### Goal
Give the data again exactly as written, skipping any pictures.

>> begin Records to use

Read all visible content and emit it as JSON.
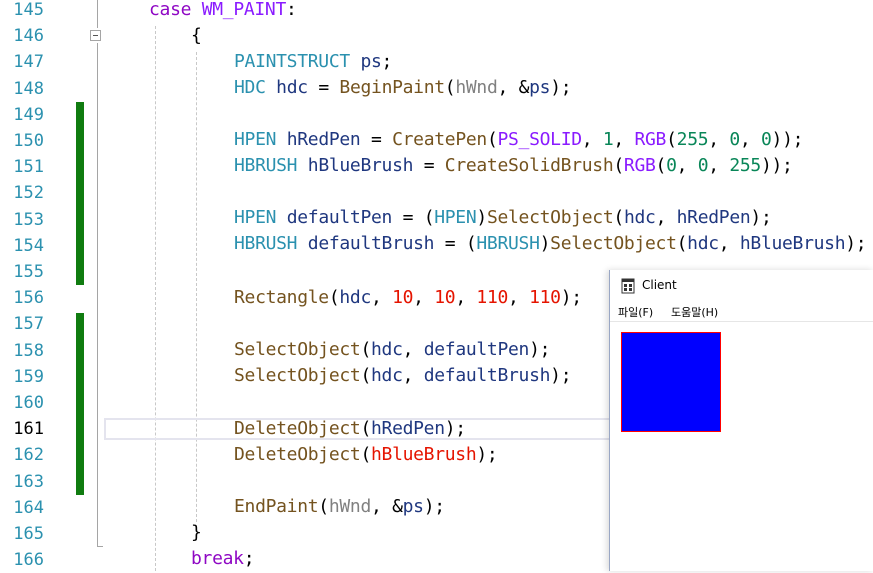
{
  "editor": {
    "line_numbers": [
      "145",
      "146",
      "147",
      "148",
      "149",
      "150",
      "151",
      "152",
      "153",
      "154",
      "155",
      "156",
      "157",
      "158",
      "159",
      "160",
      "161",
      "162",
      "163",
      "164",
      "165",
      "166"
    ],
    "current_line": "161",
    "code": {
      "l145_kw": "case",
      "l145_macro": "WM_PAINT",
      "l145_colon": ":",
      "l146": "{",
      "l147_type": "PAINTSTRUCT",
      "l147_var": "ps",
      "l147_end": ";",
      "l148_type": "HDC",
      "l148_var": "hdc",
      "l148_eq": " = ",
      "l148_fn": "BeginPaint",
      "l148_open": "(",
      "l148_arg1": "hWnd",
      "l148_sep": ", &",
      "l148_arg2": "ps",
      "l148_end": ");",
      "l150_type": "HPEN",
      "l150_var": "hRedPen",
      "l150_eq": " = ",
      "l150_fn": "CreatePen",
      "l150_open": "(",
      "l150_macro": "PS_SOLID",
      "l150_c1": ", ",
      "l150_n1": "1",
      "l150_c2": ", ",
      "l150_rgb": "RGB",
      "l150_p": "(",
      "l150_n2": "255",
      "l150_c3": ", ",
      "l150_n3": "0",
      "l150_c4": ", ",
      "l150_n4": "0",
      "l150_end": "));",
      "l151_type": "HBRUSH",
      "l151_var": "hBlueBrush",
      "l151_eq": " = ",
      "l151_fn": "CreateSolidBrush",
      "l151_open": "(",
      "l151_rgb": "RGB",
      "l151_p": "(",
      "l151_n1": "0",
      "l151_c1": ", ",
      "l151_n2": "0",
      "l151_c2": ", ",
      "l151_n3": "255",
      "l151_end": "));",
      "l153_type": "HPEN",
      "l153_var": "defaultPen",
      "l153_eq": " = (",
      "l153_cast": "HPEN",
      "l153_close": ")",
      "l153_fn": "SelectObject",
      "l153_open": "(",
      "l153_a1": "hdc",
      "l153_c": ", ",
      "l153_a2": "hRedPen",
      "l153_end": ");",
      "l154_type": "HBRUSH",
      "l154_var": "defaultBrush",
      "l154_eq": " = (",
      "l154_cast": "HBRUSH",
      "l154_close": ")",
      "l154_fn": "SelectObject",
      "l154_open": "(",
      "l154_a1": "hdc",
      "l154_c": ", ",
      "l154_a2": "hBlueBrush",
      "l154_end": ");",
      "l156_fn": "Rectangle",
      "l156_open": "(",
      "l156_a1": "hdc",
      "l156_c1": ", ",
      "l156_n1": "10",
      "l156_c2": ", ",
      "l156_n2": "10",
      "l156_c3": ", ",
      "l156_n3": "110",
      "l156_c4": ", ",
      "l156_n4": "110",
      "l156_end": ");",
      "l158_fn": "SelectObject",
      "l158_open": "(",
      "l158_a1": "hdc",
      "l158_c": ", ",
      "l158_a2": "defaultPen",
      "l158_end": ");",
      "l159_fn": "SelectObject",
      "l159_open": "(",
      "l159_a1": "hdc",
      "l159_c": ", ",
      "l159_a2": "defaultBrush",
      "l159_end": ");",
      "l161_fn": "DeleteObject",
      "l161_open": "(",
      "l161_a1": "hRedPen",
      "l161_end": ");",
      "l162_fn": "DeleteObject",
      "l162_open": "(",
      "l162_a1": "hBlueBrush",
      "l162_end": ");",
      "l164_fn": "EndPaint",
      "l164_open": "(",
      "l164_a1": "hWnd",
      "l164_sep": ", &",
      "l164_a2": "ps",
      "l164_end": ");",
      "l165": "}",
      "l166_kw": "break",
      "l166_end": ";"
    },
    "colors": {
      "change_bar": "#107c10",
      "keyword": "#8f08c4",
      "type": "#2b91af",
      "function": "#74531f",
      "number": "#098658",
      "error": "#e51400"
    }
  },
  "client_window": {
    "title": "Client",
    "icon": "app-window-icon",
    "menu": [
      "파일(F)",
      "도움말(H)"
    ],
    "drawn_rectangle": {
      "fill": "#0000ff",
      "border": "#ff0000"
    }
  }
}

>> end Records to use

### Task output
Read all visible content and emit it as JSON.
{
  "editor": {
    "line_numbers": [
      "145",
      "146",
      "147",
      "148",
      "149",
      "150",
      "151",
      "152",
      "153",
      "154",
      "155",
      "156",
      "157",
      "158",
      "159",
      "160",
      "161",
      "162",
      "163",
      "164",
      "165",
      "166"
    ],
    "current_line": "161",
    "code": {
      "l145_kw": "case",
      "l145_macro": "WM_PAINT",
      "l145_colon": ":",
      "l146": "{",
      "l147_type": "PAINTSTRUCT",
      "l147_var": "ps",
      "l147_end": ";",
      "l148_type": "HDC",
      "l148_var": "hdc",
      "l148_eq": " = ",
      "l148_fn": "BeginPaint",
      "l148_open": "(",
      "l148_arg1": "hWnd",
      "l148_sep": ", &",
      "l148_arg2": "ps",
      "l148_end": ");",
      "l150_type": "HPEN",
      "l150_var": "hRedPen",
      "l150_eq": " = ",
      "l150_fn": "CreatePen",
      "l150_open": "(",
      "l150_macro": "PS_SOLID",
      "l150_c1": ", ",
      "l150_n1": "1",
      "l150_c2": ", ",
      "l150_rgb": "RGB",
      "l150_p": "(",
      "l150_n2": "255",
      "l150_c3": ", ",
      "l150_n3": "0",
      "l150_c4": ", ",
      "l150_n4": "0",
      "l150_end": "));",
      "l151_type": "HBRUSH",
      "l151_var": "hBlueBrush",
      "l151_eq": " = ",
      "l151_fn": "CreateSolidBrush",
      "l151_open": "(",
      "l151_rgb": "RGB",
      "l151_p": "(",
      "l151_n1": "0",
      "l151_c1": ", ",
      "l151_n2": "0",
      "l151_c2": ", ",
      "l151_n3": "255",
      "l151_end": "));",
      "l153_type": "HPEN",
      "l153_var": "defaultPen",
      "l153_eq": " = (",
      "l153_cast": "HPEN",
      "l153_close": ")",
      "l153_fn": "SelectObject",
      "l153_open": "(",
      "l153_a1": "hdc",
      "l153_c": ", ",
      "l153_a2": "hRedPen",
      "l153_end": ");",
      "l154_type": "HBRUSH",
      "l154_var": "defaultBrush",
      "l154_eq": " = (",
      "l154_cast": "HBRUSH",
      "l154_close": ")",
      "l154_fn": "SelectObject",
      "l154_open": "(",
      "l154_a1": "hdc",
      "l154_c": ", ",
      "l154_a2": "hBlueBrush",
      "l154_end": ");",
      "l156_fn": "Rectangle",
      "l156_open": "(",
      "l156_a1": "hdc",
      "l156_c1": ", ",
      "l156_n1": "10",
      "l156_c2": ", ",
      "l156_n2": "10",
      "l156_c3": ", ",
      "l156_n3": "110",
      "l156_c4": ", ",
      "l156_n4": "110",
      "l156_end": ");",
      "l158_fn": "SelectObject",
      "l158_open": "(",
      "l158_a1": "hdc",
      "l158_c": ", ",
      "l158_a2": "defaultPen",
      "l158_end": ");",
      "l159_fn": "SelectObject",
      "l159_open": "(",
      "l159_a1": "hdc",
      "l159_c": ", ",
      "l159_a2": "defaultBrush",
      "l159_end": ");",
      "l161_fn": "DeleteObject",
      "l161_open": "(",
      "l161_a1": "hRedPen",
      "l161_end": ");",
      "l162_fn": "DeleteObject",
      "l162_open": "(",
      "l162_a1": "hBlueBrush",
      "l162_end": ");",
      "l164_fn": "EndPaint",
      "l164_open": "(",
      "l164_a1": "hWnd",
      "l164_sep": ", &",
      "l164_a2": "ps",
      "l164_end": ");",
      "l165": "}",
      "l166_kw": "break",
      "l166_end": ";"
    },
    "colors": {
      "change_bar": "#107c10",
      "keyword": "#8f08c4",
      "type": "#2b91af",
      "function": "#74531f",
      "number": "#098658",
      "error": "#e51400"
    }
  },
  "client_window": {
    "title": "Client",
    "icon": "app-window-icon",
    "menu": [
      "파일(F)",
      "도움말(H)"
    ],
    "drawn_rectangle": {
      "fill": "#0000ff",
      "border": "#ff0000"
    }
  }
}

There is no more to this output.